--- Given exercise ---
Please transcribe the listing below in full and word for word, without its pictures.

>> BEGIN Exercise inputs

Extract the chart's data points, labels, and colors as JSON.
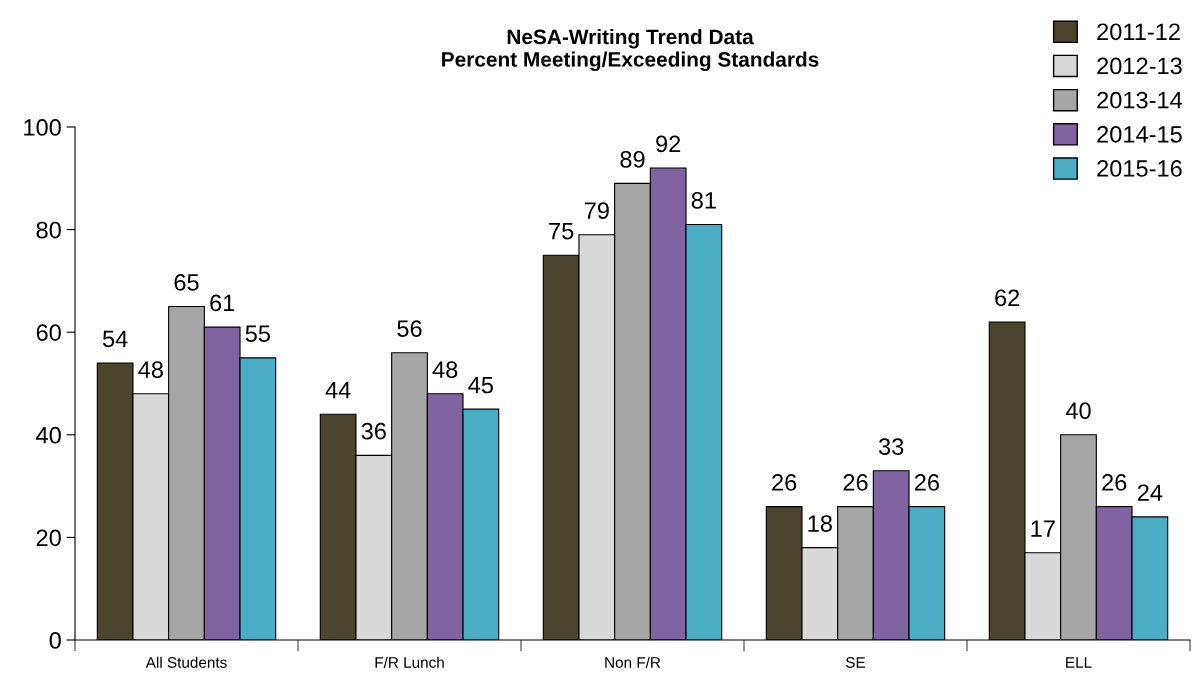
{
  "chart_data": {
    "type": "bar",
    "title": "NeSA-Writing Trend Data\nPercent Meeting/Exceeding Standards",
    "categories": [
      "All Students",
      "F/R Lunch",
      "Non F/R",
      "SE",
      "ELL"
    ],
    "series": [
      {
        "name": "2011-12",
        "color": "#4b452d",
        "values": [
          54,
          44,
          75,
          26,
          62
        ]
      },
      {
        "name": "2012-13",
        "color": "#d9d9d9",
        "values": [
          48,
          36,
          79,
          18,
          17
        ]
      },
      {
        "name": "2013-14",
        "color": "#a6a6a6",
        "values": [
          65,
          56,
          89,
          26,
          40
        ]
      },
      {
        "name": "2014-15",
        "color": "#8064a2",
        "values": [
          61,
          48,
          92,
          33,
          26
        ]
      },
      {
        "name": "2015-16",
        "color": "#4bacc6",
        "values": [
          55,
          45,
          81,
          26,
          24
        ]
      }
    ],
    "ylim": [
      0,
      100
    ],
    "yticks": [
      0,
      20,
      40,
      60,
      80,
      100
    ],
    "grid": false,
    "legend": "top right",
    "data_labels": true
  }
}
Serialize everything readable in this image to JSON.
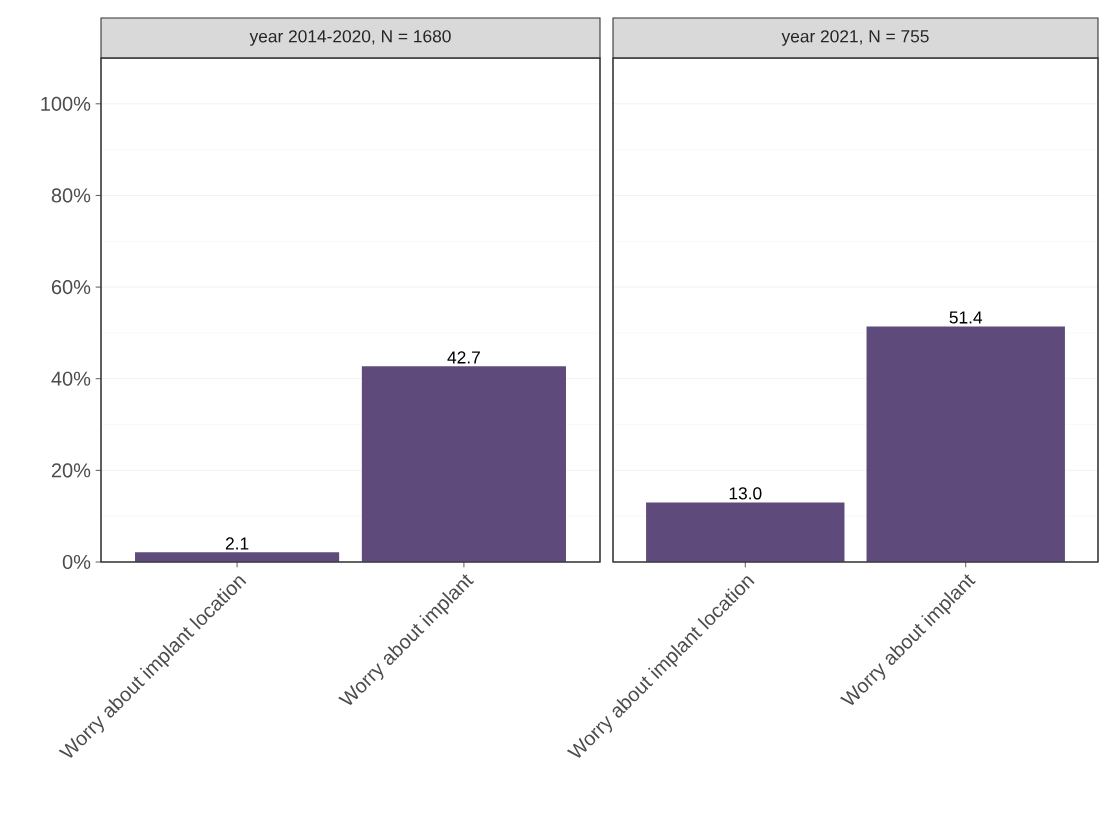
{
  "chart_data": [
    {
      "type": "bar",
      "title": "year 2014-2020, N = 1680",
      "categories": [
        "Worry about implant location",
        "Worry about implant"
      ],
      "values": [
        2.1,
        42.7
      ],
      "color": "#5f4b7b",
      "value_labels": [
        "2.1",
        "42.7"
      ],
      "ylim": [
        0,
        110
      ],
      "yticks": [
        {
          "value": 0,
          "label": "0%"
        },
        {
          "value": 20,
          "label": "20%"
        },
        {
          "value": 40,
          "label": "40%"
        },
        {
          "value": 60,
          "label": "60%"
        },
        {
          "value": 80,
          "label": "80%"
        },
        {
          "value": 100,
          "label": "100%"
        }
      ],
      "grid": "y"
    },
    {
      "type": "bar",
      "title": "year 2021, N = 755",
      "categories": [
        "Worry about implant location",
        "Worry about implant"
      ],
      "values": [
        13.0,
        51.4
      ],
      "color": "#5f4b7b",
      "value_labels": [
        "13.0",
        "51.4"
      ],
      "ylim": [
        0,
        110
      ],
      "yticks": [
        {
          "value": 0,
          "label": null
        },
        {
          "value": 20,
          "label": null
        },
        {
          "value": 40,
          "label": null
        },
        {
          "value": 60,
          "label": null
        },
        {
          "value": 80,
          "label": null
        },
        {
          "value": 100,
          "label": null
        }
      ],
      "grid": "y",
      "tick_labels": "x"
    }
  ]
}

>> END Exercise inputs

--- Result of this exercise ---
Extract the chart's data points, labels, and colors as JSON.
{
  "chart_data": {
    "type": "bar",
    "title": "NeSA-Writing Trend Data\nPercent Meeting/Exceeding Standards",
    "categories": [
      "All Students",
      "F/R Lunch",
      "Non F/R",
      "SE",
      "ELL"
    ],
    "series": [
      {
        "name": "2011-12",
        "color": "#4b452d",
        "values": [
          54,
          44,
          75,
          26,
          62
        ]
      },
      {
        "name": "2012-13",
        "color": "#d9d9d9",
        "values": [
          48,
          36,
          79,
          18,
          17
        ]
      },
      {
        "name": "2013-14",
        "color": "#a6a6a6",
        "values": [
          65,
          56,
          89,
          26,
          40
        ]
      },
      {
        "name": "2014-15",
        "color": "#8064a2",
        "values": [
          61,
          48,
          92,
          33,
          26
        ]
      },
      {
        "name": "2015-16",
        "color": "#4bacc6",
        "values": [
          55,
          45,
          81,
          26,
          24
        ]
      }
    ],
    "ylim": [
      0,
      100
    ],
    "yticks": [
      0,
      20,
      40,
      60,
      80,
      100
    ],
    "grid": false,
    "legend": "top right",
    "data_labels": true
  }
}
Serialize everything readable in this image to JSON.
{
  "chart_data": [
    {
      "type": "bar",
      "title": "year 2014-2020, N = 1680",
      "categories": [
        "Worry about implant location",
        "Worry about implant"
      ],
      "values": [
        2.1,
        42.7
      ],
      "color": "#5f4b7b",
      "value_labels": [
        "2.1",
        "42.7"
      ],
      "ylim": [
        0,
        110
      ],
      "yticks": [
        {
          "value": 0,
          "label": "0%"
        },
        {
          "value": 20,
          "label": "20%"
        },
        {
          "value": 40,
          "label": "40%"
        },
        {
          "value": 60,
          "label": "60%"
        },
        {
          "value": 80,
          "label": "80%"
        },
        {
          "value": 100,
          "label": "100%"
        }
      ],
      "grid": "y"
    },
    {
      "type": "bar",
      "title": "year 2021, N = 755",
      "categories": [
        "Worry about implant location",
        "Worry about implant"
      ],
      "values": [
        13.0,
        51.4
      ],
      "color": "#5f4b7b",
      "value_labels": [
        "13.0",
        "51.4"
      ],
      "ylim": [
        0,
        110
      ],
      "yticks": [
        {
          "value": 0,
          "label": null
        },
        {
          "value": 20,
          "label": null
        },
        {
          "value": 40,
          "label": null
        },
        {
          "value": 60,
          "label": null
        },
        {
          "value": 80,
          "label": null
        },
        {
          "value": 100,
          "label": null
        }
      ],
      "grid": "y",
      "tick_labels": "x"
    }
  ]
}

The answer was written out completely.